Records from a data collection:

========

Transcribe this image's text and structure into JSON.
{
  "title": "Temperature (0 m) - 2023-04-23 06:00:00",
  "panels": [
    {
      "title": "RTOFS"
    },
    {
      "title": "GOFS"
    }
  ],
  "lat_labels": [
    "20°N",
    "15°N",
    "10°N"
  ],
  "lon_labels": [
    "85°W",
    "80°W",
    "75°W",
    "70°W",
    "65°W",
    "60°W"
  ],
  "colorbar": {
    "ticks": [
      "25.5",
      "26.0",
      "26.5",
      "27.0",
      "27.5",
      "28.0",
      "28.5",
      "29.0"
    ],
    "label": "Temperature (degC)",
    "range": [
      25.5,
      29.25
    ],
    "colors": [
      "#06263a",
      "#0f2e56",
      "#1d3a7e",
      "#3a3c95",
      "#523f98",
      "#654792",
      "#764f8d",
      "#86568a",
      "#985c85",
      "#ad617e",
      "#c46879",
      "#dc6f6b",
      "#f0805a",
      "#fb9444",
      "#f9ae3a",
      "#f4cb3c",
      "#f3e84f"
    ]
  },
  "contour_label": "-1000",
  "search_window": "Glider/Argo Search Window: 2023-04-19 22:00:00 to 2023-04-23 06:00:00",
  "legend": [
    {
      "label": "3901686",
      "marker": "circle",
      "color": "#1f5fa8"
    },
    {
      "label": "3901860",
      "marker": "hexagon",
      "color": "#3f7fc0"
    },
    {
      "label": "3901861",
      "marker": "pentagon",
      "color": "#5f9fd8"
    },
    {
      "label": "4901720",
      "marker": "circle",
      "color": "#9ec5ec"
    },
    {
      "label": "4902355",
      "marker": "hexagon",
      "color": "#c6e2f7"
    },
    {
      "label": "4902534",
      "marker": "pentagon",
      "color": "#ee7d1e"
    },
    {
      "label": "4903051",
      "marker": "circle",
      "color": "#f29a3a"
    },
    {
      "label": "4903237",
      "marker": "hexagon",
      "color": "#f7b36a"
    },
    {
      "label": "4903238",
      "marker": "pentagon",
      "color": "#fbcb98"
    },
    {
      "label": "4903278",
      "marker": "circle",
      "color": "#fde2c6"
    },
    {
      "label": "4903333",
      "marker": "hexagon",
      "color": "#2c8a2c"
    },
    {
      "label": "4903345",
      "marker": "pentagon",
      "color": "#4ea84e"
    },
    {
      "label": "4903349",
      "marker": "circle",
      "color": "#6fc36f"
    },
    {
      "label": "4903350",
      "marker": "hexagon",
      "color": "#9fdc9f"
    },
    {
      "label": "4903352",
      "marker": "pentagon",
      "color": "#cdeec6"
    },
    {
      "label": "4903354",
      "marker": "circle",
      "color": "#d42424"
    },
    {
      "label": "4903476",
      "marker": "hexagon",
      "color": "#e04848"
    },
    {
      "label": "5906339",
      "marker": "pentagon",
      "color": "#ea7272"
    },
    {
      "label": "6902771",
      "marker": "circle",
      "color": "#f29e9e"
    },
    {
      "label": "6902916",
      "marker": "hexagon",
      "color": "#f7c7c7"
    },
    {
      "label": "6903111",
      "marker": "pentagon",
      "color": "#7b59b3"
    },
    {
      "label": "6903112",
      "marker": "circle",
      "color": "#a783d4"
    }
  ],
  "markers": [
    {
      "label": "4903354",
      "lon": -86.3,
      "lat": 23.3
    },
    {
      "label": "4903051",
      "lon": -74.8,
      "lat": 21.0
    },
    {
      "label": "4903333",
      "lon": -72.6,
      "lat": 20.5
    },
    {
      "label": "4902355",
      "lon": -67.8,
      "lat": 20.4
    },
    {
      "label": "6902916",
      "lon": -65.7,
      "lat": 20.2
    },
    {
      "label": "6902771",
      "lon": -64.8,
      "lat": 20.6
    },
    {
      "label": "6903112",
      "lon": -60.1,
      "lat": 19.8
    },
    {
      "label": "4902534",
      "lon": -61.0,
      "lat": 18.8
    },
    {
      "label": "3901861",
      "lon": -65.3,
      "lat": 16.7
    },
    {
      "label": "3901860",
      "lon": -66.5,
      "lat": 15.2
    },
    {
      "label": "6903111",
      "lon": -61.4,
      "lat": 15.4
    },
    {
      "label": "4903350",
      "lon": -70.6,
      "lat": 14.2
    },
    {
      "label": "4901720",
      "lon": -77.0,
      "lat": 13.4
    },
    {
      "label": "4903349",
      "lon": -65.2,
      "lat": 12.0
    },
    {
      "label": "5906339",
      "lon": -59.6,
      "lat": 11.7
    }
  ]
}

========

Exercise prompt:
Transcribe the whole listing exactly.

Exercise result:
Transcribe this image's text and structure into JSON.
{
  "title": "Temperature (0 m) - 2023-04-23 06:00:00",
  "panels": [
    {
      "title": "RTOFS"
    },
    {
      "title": "GOFS"
    }
  ],
  "lat_labels": [
    "20°N",
    "15°N",
    "10°N"
  ],
  "lon_labels": [
    "85°W",
    "80°W",
    "75°W",
    "70°W",
    "65°W",
    "60°W"
  ],
  "colorbar": {
    "ticks": [
      "25.5",
      "26.0",
      "26.5",
      "27.0",
      "27.5",
      "28.0",
      "28.5",
      "29.0"
    ],
    "label": "Temperature (degC)",
    "range": [
      25.5,
      29.25
    ],
    "colors": [
      "#06263a",
      "#0f2e56",
      "#1d3a7e",
      "#3a3c95",
      "#523f98",
      "#654792",
      "#764f8d",
      "#86568a",
      "#985c85",
      "#ad617e",
      "#c46879",
      "#dc6f6b",
      "#f0805a",
      "#fb9444",
      "#f9ae3a",
      "#f4cb3c",
      "#f3e84f"
    ]
  },
  "contour_label": "-1000",
  "search_window": "Glider/Argo Search Window: 2023-04-19 22:00:00 to 2023-04-23 06:00:00",
  "legend": [
    {
      "label": "3901686",
      "marker": "circle",
      "color": "#1f5fa8"
    },
    {
      "label": "3901860",
      "marker": "hexagon",
      "color": "#3f7fc0"
    },
    {
      "label": "3901861",
      "marker": "pentagon",
      "color": "#5f9fd8"
    },
    {
      "label": "4901720",
      "marker": "circle",
      "color": "#9ec5ec"
    },
    {
      "label": "4902355",
      "marker": "hexagon",
      "color": "#c6e2f7"
    },
    {
      "label": "4902534",
      "marker": "pentagon",
      "color": "#ee7d1e"
    },
    {
      "label": "4903051",
      "marker": "circle",
      "color": "#f29a3a"
    },
    {
      "label": "4903237",
      "marker": "hexagon",
      "color": "#f7b36a"
    },
    {
      "label": "4903238",
      "marker": "pentagon",
      "color": "#fbcb98"
    },
    {
      "label": "4903278",
      "marker": "circle",
      "color": "#fde2c6"
    },
    {
      "label": "4903333",
      "marker": "hexagon",
      "color": "#2c8a2c"
    },
    {
      "label": "4903345",
      "marker": "pentagon",
      "color": "#4ea84e"
    },
    {
      "label": "4903349",
      "marker": "circle",
      "color": "#6fc36f"
    },
    {
      "label": "4903350",
      "marker": "hexagon",
      "color": "#9fdc9f"
    },
    {
      "label": "4903352",
      "marker": "pentagon",
      "color": "#cdeec6"
    },
    {
      "label": "4903354",
      "marker": "circle",
      "color": "#d42424"
    },
    {
      "label": "4903476",
      "marker": "hexagon",
      "color": "#e04848"
    },
    {
      "label": "5906339",
      "marker": "pentagon",
      "color": "#ea7272"
    },
    {
      "label": "6902771",
      "marker": "circle",
      "color": "#f29e9e"
    },
    {
      "label": "6902916",
      "marker": "hexagon",
      "color": "#f7c7c7"
    },
    {
      "label": "6903111",
      "marker": "pentagon",
      "color": "#7b59b3"
    },
    {
      "label": "6903112",
      "marker": "circle",
      "color": "#a783d4"
    }
  ],
  "markers": [
    {
      "label": "4903354",
      "lon": -86.3,
      "lat": 23.3
    },
    {
      "label": "4903051",
      "lon": -74.8,
      "lat": 21.0
    },
    {
      "label": "4903333",
      "lon": -72.6,
      "lat": 20.5
    },
    {
      "label": "4902355",
      "lon": -67.8,
      "lat": 20.4
    },
    {
      "label": "6902916",
      "lon": -65.7,
      "lat": 20.2
    },
    {
      "label": "6902771",
      "lon": -64.8,
      "lat": 20.6
    },
    {
      "label": "6903112",
      "lon": -60.1,
      "lat": 19.8
    },
    {
      "label": "4902534",
      "lon": -61.0,
      "lat": 18.8
    },
    {
      "label": "3901861",
      "lon": -65.3,
      "lat": 16.7
    },
    {
      "label": "3901860",
      "lon": -66.5,
      "lat": 15.2
    },
    {
      "label": "6903111",
      "lon": -61.4,
      "lat": 15.4
    },
    {
      "label": "4903350",
      "lon": -70.6,
      "lat": 14.2
    },
    {
      "label": "4901720",
      "lon": -77.0,
      "lat": 13.4
    },
    {
      "label": "4903349",
      "lon": -65.2,
      "lat": 12.0
    },
    {
      "label": "5906339",
      "lon": -59.6,
      "lat": 11.7
    }
  ]
}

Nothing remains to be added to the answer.